(Data excerpts)
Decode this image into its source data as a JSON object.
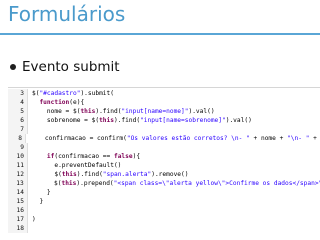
{
  "slide": {
    "title": "Formulários",
    "bullet": "Evento submit"
  },
  "code": {
    "lines": [
      {
        "num": "3",
        "text": "$(\"#cadastro\").submit("
      },
      {
        "num": "4",
        "text": "  function(e){"
      },
      {
        "num": "5",
        "text": "    nome = $(this).find(\"input[name=nome]\").val()"
      },
      {
        "num": "6",
        "text": "    sobrenome = $(this).find(\"input[name=sobrenome]\").val()"
      },
      {
        "num": "7",
        "text": ""
      },
      {
        "num": "8",
        "text": "    confirmacao = confirm(\"Os valores estão corretos? \\n- \" + nome + \"\\n- \" + sobrenome )"
      },
      {
        "num": "9",
        "text": ""
      },
      {
        "num": "10",
        "text": "    if(confirmacao == false){"
      },
      {
        "num": "11",
        "text": "      e.preventDefault()"
      },
      {
        "num": "12",
        "text": "      $(this).find(\"span.alerta\").remove()"
      },
      {
        "num": "13",
        "text": "      $(this).prepend(\"<span class=\\\"alerta yellow\\\">Confirme os dados</span>\")"
      },
      {
        "num": "14",
        "text": "    }"
      },
      {
        "num": "15",
        "text": "  }"
      },
      {
        "num": "16",
        "text": ""
      },
      {
        "num": "17",
        "text": ")"
      },
      {
        "num": "18",
        "text": ""
      }
    ]
  },
  "colors": {
    "title": "#4a9acb",
    "rule": "#5aa6d6",
    "keyword": "#7f0055",
    "string": "#2a00ff"
  }
}
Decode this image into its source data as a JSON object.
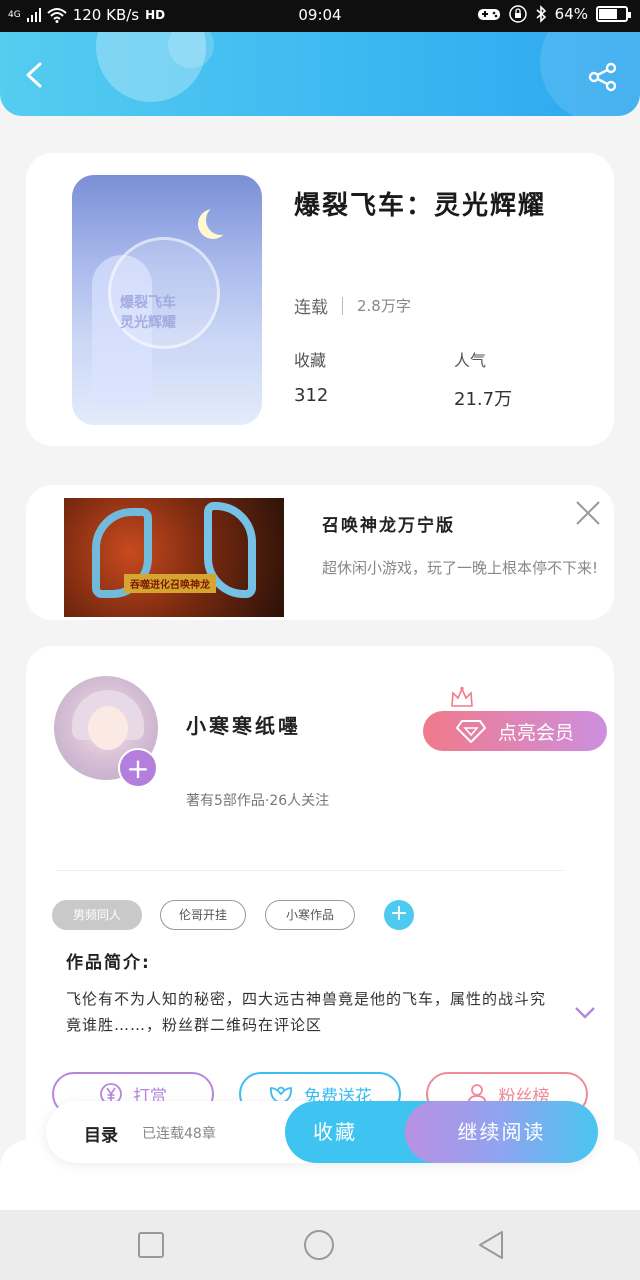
{
  "status_bar": {
    "network": "4G",
    "speed": "120 KB/s",
    "hd": "HD",
    "time": "09:04",
    "battery": "64%",
    "battery_level": 0.64
  },
  "header": {
    "back_icon": "chevron-left-icon",
    "share_icon": "share-icon"
  },
  "book": {
    "title": "爆裂飞车：灵光辉耀",
    "status": "连载",
    "word_count": "2.8万字",
    "collect_label": "收藏",
    "collect_value": "312",
    "popularity_label": "人气",
    "popularity_value": "21.7万",
    "cover_text_line1": "爆裂飞车",
    "cover_text_line2": "灵光辉耀"
  },
  "ad": {
    "title": "召唤神龙万宁版",
    "description": "超休闲小游戏，玩了一晚上根本停不下来!",
    "banner_text": "吞噬进化召唤神龙",
    "close_icon": "close-icon"
  },
  "author": {
    "name": "小寒寒纸嚜",
    "meta": "著有5部作品·26人关注",
    "vip_button": "点亮会员",
    "tags": [
      "男频同人",
      "伦哥开挂",
      "小寒作品"
    ],
    "intro_title": "作品简介:",
    "intro_text": "飞伦有不为人知的秘密，四大远古神兽竟是他的飞车，属性的战斗究竟谁胜……，粉丝群二维码在评论区",
    "actions": {
      "tip": "打赏",
      "flower": "免费送花",
      "fans": "粉丝榜"
    }
  },
  "bottom_bar": {
    "toc_label": "目录",
    "toc_status": "已连载48章",
    "collect_button": "收藏",
    "read_button": "继续阅读"
  },
  "colors": {
    "header": "#3bb6f1",
    "accent_blue": "#3fc4f1",
    "accent_purple": "#b487dc",
    "accent_pink": "#f08a9a"
  }
}
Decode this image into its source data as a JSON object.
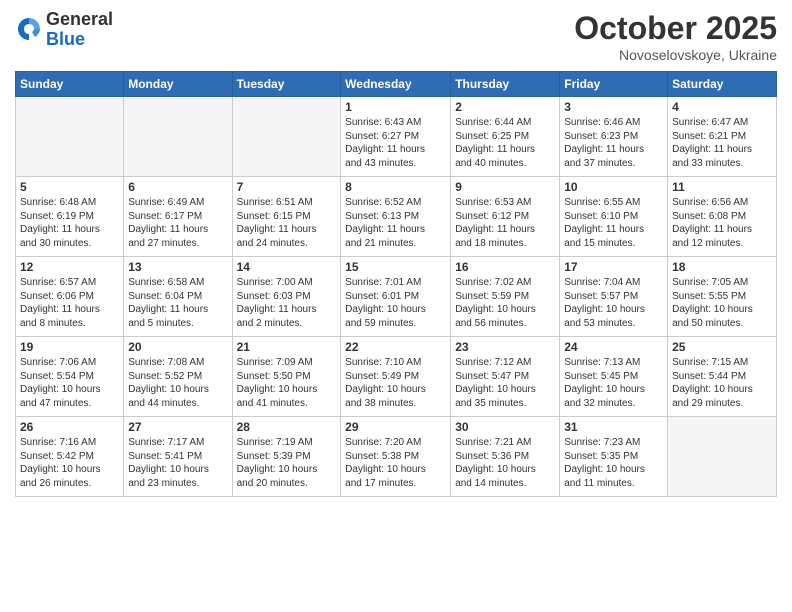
{
  "logo": {
    "general": "General",
    "blue": "Blue"
  },
  "title": "October 2025",
  "subtitle": "Novoselovskoye, Ukraine",
  "days_of_week": [
    "Sunday",
    "Monday",
    "Tuesday",
    "Wednesday",
    "Thursday",
    "Friday",
    "Saturday"
  ],
  "weeks": [
    [
      {
        "day": "",
        "info": ""
      },
      {
        "day": "",
        "info": ""
      },
      {
        "day": "",
        "info": ""
      },
      {
        "day": "1",
        "info": "Sunrise: 6:43 AM\nSunset: 6:27 PM\nDaylight: 11 hours\nand 43 minutes."
      },
      {
        "day": "2",
        "info": "Sunrise: 6:44 AM\nSunset: 6:25 PM\nDaylight: 11 hours\nand 40 minutes."
      },
      {
        "day": "3",
        "info": "Sunrise: 6:46 AM\nSunset: 6:23 PM\nDaylight: 11 hours\nand 37 minutes."
      },
      {
        "day": "4",
        "info": "Sunrise: 6:47 AM\nSunset: 6:21 PM\nDaylight: 11 hours\nand 33 minutes."
      }
    ],
    [
      {
        "day": "5",
        "info": "Sunrise: 6:48 AM\nSunset: 6:19 PM\nDaylight: 11 hours\nand 30 minutes."
      },
      {
        "day": "6",
        "info": "Sunrise: 6:49 AM\nSunset: 6:17 PM\nDaylight: 11 hours\nand 27 minutes."
      },
      {
        "day": "7",
        "info": "Sunrise: 6:51 AM\nSunset: 6:15 PM\nDaylight: 11 hours\nand 24 minutes."
      },
      {
        "day": "8",
        "info": "Sunrise: 6:52 AM\nSunset: 6:13 PM\nDaylight: 11 hours\nand 21 minutes."
      },
      {
        "day": "9",
        "info": "Sunrise: 6:53 AM\nSunset: 6:12 PM\nDaylight: 11 hours\nand 18 minutes."
      },
      {
        "day": "10",
        "info": "Sunrise: 6:55 AM\nSunset: 6:10 PM\nDaylight: 11 hours\nand 15 minutes."
      },
      {
        "day": "11",
        "info": "Sunrise: 6:56 AM\nSunset: 6:08 PM\nDaylight: 11 hours\nand 12 minutes."
      }
    ],
    [
      {
        "day": "12",
        "info": "Sunrise: 6:57 AM\nSunset: 6:06 PM\nDaylight: 11 hours\nand 8 minutes."
      },
      {
        "day": "13",
        "info": "Sunrise: 6:58 AM\nSunset: 6:04 PM\nDaylight: 11 hours\nand 5 minutes."
      },
      {
        "day": "14",
        "info": "Sunrise: 7:00 AM\nSunset: 6:03 PM\nDaylight: 11 hours\nand 2 minutes."
      },
      {
        "day": "15",
        "info": "Sunrise: 7:01 AM\nSunset: 6:01 PM\nDaylight: 10 hours\nand 59 minutes."
      },
      {
        "day": "16",
        "info": "Sunrise: 7:02 AM\nSunset: 5:59 PM\nDaylight: 10 hours\nand 56 minutes."
      },
      {
        "day": "17",
        "info": "Sunrise: 7:04 AM\nSunset: 5:57 PM\nDaylight: 10 hours\nand 53 minutes."
      },
      {
        "day": "18",
        "info": "Sunrise: 7:05 AM\nSunset: 5:55 PM\nDaylight: 10 hours\nand 50 minutes."
      }
    ],
    [
      {
        "day": "19",
        "info": "Sunrise: 7:06 AM\nSunset: 5:54 PM\nDaylight: 10 hours\nand 47 minutes."
      },
      {
        "day": "20",
        "info": "Sunrise: 7:08 AM\nSunset: 5:52 PM\nDaylight: 10 hours\nand 44 minutes."
      },
      {
        "day": "21",
        "info": "Sunrise: 7:09 AM\nSunset: 5:50 PM\nDaylight: 10 hours\nand 41 minutes."
      },
      {
        "day": "22",
        "info": "Sunrise: 7:10 AM\nSunset: 5:49 PM\nDaylight: 10 hours\nand 38 minutes."
      },
      {
        "day": "23",
        "info": "Sunrise: 7:12 AM\nSunset: 5:47 PM\nDaylight: 10 hours\nand 35 minutes."
      },
      {
        "day": "24",
        "info": "Sunrise: 7:13 AM\nSunset: 5:45 PM\nDaylight: 10 hours\nand 32 minutes."
      },
      {
        "day": "25",
        "info": "Sunrise: 7:15 AM\nSunset: 5:44 PM\nDaylight: 10 hours\nand 29 minutes."
      }
    ],
    [
      {
        "day": "26",
        "info": "Sunrise: 7:16 AM\nSunset: 5:42 PM\nDaylight: 10 hours\nand 26 minutes."
      },
      {
        "day": "27",
        "info": "Sunrise: 7:17 AM\nSunset: 5:41 PM\nDaylight: 10 hours\nand 23 minutes."
      },
      {
        "day": "28",
        "info": "Sunrise: 7:19 AM\nSunset: 5:39 PM\nDaylight: 10 hours\nand 20 minutes."
      },
      {
        "day": "29",
        "info": "Sunrise: 7:20 AM\nSunset: 5:38 PM\nDaylight: 10 hours\nand 17 minutes."
      },
      {
        "day": "30",
        "info": "Sunrise: 7:21 AM\nSunset: 5:36 PM\nDaylight: 10 hours\nand 14 minutes."
      },
      {
        "day": "31",
        "info": "Sunrise: 7:23 AM\nSunset: 5:35 PM\nDaylight: 10 hours\nand 11 minutes."
      },
      {
        "day": "",
        "info": ""
      }
    ]
  ]
}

* **PROMPT**:
Reproduce every line of the listing above in which the string "input" appears.

* **TASK ANSWER**:
        "text": "    nome = $(this).find(\"input[name=nome]\").val()"
        "text": "    sobrenome = $(this).find(\"input[name=sobrenome]\").val()"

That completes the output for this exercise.